- **Passage given**:
Why Aluminum-Air Batteries Are Back in Focus
Aluminum-air (Al-air) batteries operate on the electrochemical oxidation of an aluminum anode coupled with oxygen reduction at an air cathode, delivering a theoretical energy density of up to 8,100 Wh kg⁻¹ — a figure that dwarfs current lithium-ion capabilities. In practice, the open-circuit voltage reaches 1.2–1.8 V depending on electrolyte chemistry and anode alloy composition. Alongside this extraordinary energy potential, Al-air systems benefit from the low cost and natural abundance of aluminum, as well as inherent safety advantages that make them attractive for large-format and consumer applications alike.
The technology subdivides into four primary sub-domains that together define the innovation frontier: anode materials engineering (alloy design, corrosion suppression, surface treatments), electrolyte chemistry (alkaline aqueous, neutral saline, ionic liquid, dual-electrolyte, gel/quasi-solid, and deep eutectic solvent systems), air cathode and electrocatalyst design (addressing oxygen reduction reaction kinetics), and system architecture and cell packaging (thin-film, cotton/paper-based, solid-state, flow battery, and mechanically rechargeable stack designs).
In mechanically rechargeable Al-air systems, the spent aluminum anode is physically replaced with a fresh one rather than electrically recharged. The Alcan International patent (AU, 1990) explicitly described this approach — replenishing the aluminum anode to restore capacity — and it remains commercially relevant in Phinergy’s modular stack designs today.
A foundational patent from Furukawa Denchi (US, 1971) established the alkaline electrolyte/aluminum anode pairing with corrosion inhibitors such as plumbite and stannate, setting parameters that later research has continued to refine. A 1990 Eltech Systems patent extended this to primary battery configurations with neutral chloride and alkaline systems. These early works defined the electrochemical viability of Al-air systems and remain the bedrock on which contemporary innovation builds, as documented by organizations including WIPO in their global patent analytics.

- **Work instructions**:
**1.** Using the passage on aluminum-air batteries, answer each question below on its own line, marking the answers (a), (b) and (c).
(a) What range of open-circuit voltage does the passage give?
(b) Which company's 1971 US patent established the pairing of an alkaline electrolyte with an aluminum anode?
(c) In mechanically rechargeable systems, what is done with the spent aluminum anode?
**2.** Return everything in the passage on aluminum-air batteries from "The technology subdivides" down to "rechargeable stack designs).", copied word for word.
**3.** For each statement below, say yes or no to whether it agrees with the passage on aluminum-air batteries, and quote the words of the passage that decide it.
(a) The theoretical energy density of aluminum-air batteries reaches up to 8,100 Wh kg⁻¹.
(b) The Eltech Systems patent dates from 1971.
(c) The technology is divided into three primary sub-domains.

- **Supplied information**:
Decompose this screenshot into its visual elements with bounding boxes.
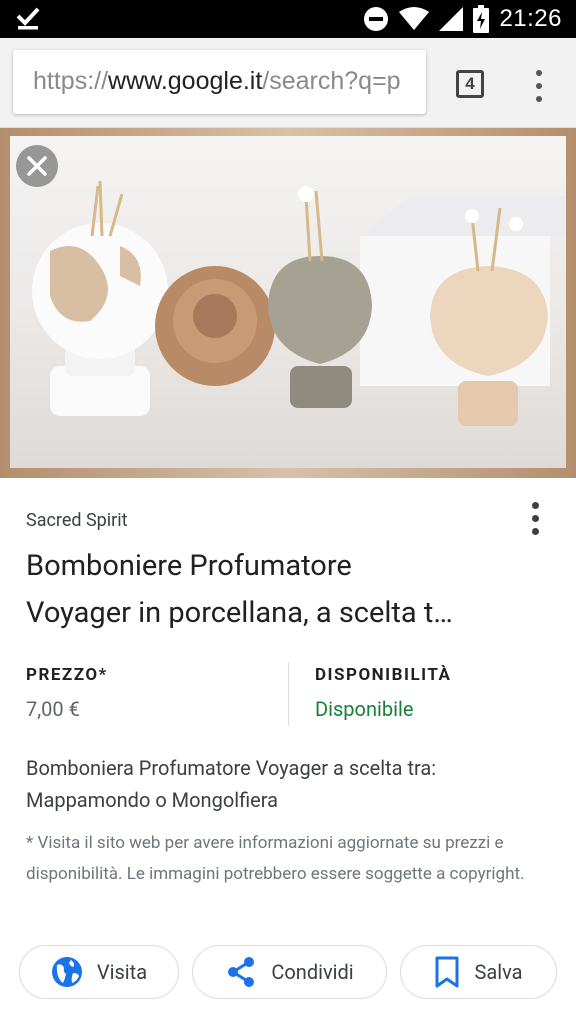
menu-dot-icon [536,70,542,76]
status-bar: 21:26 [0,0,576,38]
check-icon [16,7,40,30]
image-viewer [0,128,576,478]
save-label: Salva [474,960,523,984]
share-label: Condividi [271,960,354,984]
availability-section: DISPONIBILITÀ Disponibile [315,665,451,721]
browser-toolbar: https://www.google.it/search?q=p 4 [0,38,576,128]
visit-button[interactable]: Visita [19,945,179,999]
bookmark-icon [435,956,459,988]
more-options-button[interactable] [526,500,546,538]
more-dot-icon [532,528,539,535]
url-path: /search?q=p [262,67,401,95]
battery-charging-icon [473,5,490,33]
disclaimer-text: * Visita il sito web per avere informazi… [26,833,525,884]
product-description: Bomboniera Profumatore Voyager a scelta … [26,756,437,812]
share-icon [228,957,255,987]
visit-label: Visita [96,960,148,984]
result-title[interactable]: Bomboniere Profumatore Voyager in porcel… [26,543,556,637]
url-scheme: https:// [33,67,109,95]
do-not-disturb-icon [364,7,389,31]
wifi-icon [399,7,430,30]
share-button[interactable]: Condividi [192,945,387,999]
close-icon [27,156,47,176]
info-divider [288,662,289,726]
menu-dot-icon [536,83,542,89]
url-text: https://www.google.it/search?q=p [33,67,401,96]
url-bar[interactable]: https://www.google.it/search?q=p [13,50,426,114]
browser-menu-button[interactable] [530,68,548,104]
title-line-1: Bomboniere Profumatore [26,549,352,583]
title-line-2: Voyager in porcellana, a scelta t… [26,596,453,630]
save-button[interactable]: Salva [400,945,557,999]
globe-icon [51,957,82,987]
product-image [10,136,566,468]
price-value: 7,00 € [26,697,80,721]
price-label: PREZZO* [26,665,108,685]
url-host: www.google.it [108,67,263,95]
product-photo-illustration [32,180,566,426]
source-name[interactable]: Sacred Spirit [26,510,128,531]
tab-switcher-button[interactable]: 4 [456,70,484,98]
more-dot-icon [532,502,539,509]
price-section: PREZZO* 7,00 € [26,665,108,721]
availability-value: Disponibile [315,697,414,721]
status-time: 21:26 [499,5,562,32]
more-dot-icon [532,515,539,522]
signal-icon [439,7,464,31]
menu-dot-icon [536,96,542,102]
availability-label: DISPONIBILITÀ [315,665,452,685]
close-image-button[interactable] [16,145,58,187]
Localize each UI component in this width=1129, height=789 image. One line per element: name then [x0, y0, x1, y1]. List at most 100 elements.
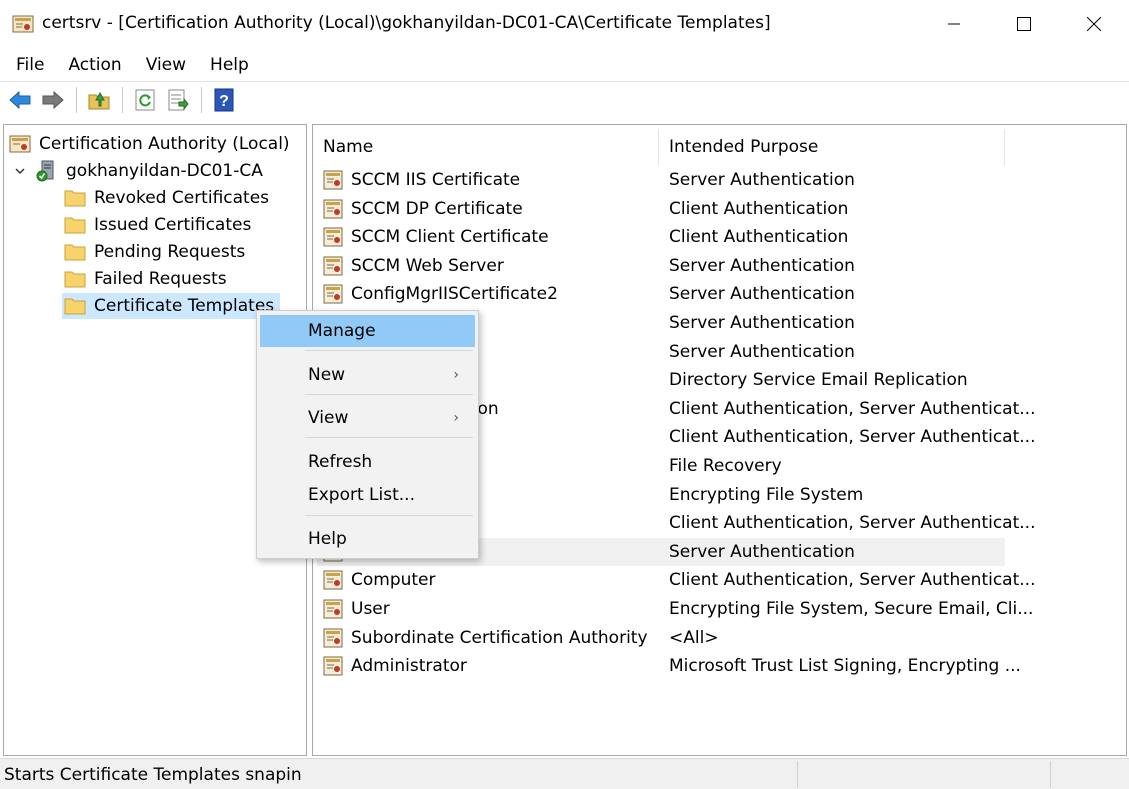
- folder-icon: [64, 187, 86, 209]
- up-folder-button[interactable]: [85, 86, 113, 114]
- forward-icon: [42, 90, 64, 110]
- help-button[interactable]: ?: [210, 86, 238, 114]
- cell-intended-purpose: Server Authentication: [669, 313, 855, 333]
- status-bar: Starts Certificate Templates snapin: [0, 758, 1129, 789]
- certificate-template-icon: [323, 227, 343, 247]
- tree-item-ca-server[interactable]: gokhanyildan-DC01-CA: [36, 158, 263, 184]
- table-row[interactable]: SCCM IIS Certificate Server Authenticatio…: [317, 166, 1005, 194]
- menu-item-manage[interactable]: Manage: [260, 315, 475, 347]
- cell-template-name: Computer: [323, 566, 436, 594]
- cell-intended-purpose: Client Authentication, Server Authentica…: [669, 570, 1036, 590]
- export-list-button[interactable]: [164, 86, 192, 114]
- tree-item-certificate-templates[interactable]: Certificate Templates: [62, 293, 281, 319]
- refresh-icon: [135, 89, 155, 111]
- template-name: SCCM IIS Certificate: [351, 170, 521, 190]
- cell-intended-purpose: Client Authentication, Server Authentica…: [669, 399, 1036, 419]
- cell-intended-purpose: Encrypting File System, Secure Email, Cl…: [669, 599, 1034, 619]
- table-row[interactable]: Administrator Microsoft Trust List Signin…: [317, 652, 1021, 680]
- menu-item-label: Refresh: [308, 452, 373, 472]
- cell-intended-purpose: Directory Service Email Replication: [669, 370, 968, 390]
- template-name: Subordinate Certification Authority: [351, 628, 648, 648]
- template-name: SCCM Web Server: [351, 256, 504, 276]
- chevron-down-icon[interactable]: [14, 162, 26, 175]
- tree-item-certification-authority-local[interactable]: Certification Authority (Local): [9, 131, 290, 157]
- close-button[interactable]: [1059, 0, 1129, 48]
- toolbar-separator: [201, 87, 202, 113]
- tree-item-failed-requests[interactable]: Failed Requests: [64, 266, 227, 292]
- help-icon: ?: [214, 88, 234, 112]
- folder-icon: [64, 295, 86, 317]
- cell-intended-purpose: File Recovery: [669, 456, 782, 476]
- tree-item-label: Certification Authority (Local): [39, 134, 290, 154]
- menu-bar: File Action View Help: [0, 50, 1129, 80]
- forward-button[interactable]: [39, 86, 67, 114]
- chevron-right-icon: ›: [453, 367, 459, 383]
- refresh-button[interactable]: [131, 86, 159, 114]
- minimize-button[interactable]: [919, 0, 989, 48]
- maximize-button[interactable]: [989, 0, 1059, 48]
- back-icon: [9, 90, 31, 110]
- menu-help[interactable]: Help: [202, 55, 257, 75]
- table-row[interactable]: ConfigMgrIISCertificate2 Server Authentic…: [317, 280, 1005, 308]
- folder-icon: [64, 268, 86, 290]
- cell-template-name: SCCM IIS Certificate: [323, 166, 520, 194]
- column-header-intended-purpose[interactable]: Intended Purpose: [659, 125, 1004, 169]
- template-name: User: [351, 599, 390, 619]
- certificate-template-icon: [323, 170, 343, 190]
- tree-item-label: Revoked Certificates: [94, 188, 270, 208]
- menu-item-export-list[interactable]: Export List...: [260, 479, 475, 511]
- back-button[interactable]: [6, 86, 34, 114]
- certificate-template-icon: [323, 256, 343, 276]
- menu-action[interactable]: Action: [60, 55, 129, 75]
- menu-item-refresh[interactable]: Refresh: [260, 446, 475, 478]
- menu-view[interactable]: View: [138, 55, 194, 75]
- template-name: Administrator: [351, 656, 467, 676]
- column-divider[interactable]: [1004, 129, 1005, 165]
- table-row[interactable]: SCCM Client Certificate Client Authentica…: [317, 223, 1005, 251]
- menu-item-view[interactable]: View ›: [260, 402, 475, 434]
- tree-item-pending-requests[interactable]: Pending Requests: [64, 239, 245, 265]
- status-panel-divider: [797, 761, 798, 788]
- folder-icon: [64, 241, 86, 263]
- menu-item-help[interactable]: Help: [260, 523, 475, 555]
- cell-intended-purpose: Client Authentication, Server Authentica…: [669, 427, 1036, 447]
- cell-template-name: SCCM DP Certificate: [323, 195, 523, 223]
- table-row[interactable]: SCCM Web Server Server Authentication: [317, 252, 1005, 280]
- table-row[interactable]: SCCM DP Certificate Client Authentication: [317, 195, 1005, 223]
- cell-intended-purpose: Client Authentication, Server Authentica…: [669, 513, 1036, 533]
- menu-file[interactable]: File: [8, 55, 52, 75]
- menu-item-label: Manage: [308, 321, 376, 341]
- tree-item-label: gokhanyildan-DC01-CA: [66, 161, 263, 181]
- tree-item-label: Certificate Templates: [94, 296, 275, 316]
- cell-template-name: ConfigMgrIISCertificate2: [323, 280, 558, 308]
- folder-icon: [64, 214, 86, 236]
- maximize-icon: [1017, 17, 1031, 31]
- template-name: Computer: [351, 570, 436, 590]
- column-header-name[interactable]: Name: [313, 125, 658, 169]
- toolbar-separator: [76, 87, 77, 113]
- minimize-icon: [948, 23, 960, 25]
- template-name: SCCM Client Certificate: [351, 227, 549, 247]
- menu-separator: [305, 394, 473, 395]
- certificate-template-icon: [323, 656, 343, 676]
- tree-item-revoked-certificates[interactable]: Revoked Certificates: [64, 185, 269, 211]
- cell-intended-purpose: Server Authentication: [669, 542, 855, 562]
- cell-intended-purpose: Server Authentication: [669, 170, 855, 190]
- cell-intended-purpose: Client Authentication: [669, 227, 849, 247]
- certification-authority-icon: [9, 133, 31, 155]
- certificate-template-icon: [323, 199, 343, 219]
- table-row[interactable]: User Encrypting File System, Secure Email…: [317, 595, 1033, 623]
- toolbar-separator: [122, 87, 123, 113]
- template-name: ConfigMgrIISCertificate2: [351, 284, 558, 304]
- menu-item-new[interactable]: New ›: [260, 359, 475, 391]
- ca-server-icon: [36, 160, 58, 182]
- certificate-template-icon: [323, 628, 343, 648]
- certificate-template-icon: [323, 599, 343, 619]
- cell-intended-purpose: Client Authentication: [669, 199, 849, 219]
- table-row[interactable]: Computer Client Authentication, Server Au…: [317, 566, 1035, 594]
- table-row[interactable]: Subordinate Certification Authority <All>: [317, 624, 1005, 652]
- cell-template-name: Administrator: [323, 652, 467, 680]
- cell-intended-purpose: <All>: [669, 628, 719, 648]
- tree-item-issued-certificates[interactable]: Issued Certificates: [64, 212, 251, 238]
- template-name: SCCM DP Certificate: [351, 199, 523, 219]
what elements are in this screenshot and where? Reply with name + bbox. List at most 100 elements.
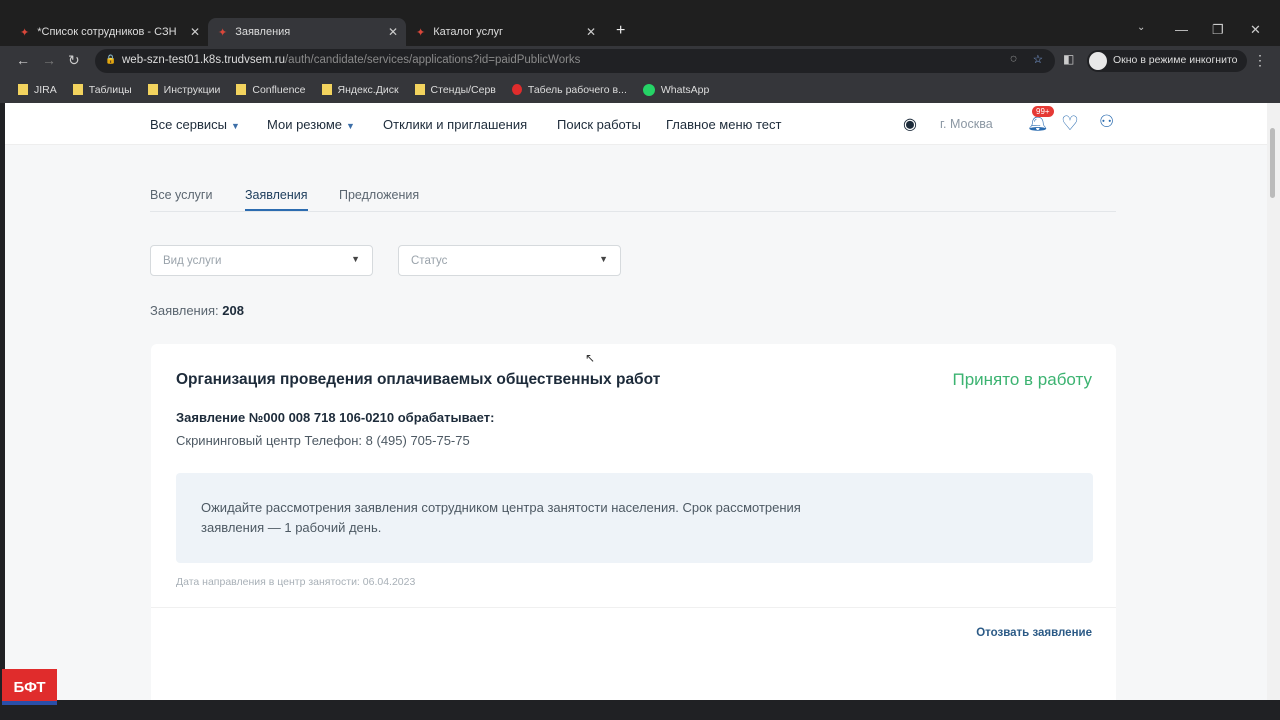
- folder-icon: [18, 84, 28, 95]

- **Answers provided**:
**1.**
(a) 1.2–1.8 V
(b) Furukawa Denchi
(c) It is physically replaced with a fresh one rather than electrically recharged.

**2.**
The technology subdivides into four primary sub-domains that together define the innovation frontier: anode materials engineering (alloy design, corrosion suppression, surface treatments), electrolyte chemistry (alkaline aqueous, neutral saline, ionic liquid, dual-electrolyte, gel/quasi-solid, and deep eutectic solvent systems), air cathode and electrocatalyst design (addressing oxygen reduction reaction kinetics), and system architecture and cell packaging (thin-film, cotton/paper-based, solid-state, flow battery, and mechanically rechargeable stack designs).

**3.**
(a) Yes: "delivering a theoretical energy density of up to 8,100 Wh kg⁻¹"
(b) No: "A 1990 Eltech Systems patent extended this to primary battery configurations"
(c) No: "The technology subdivides into four primary sub-domains"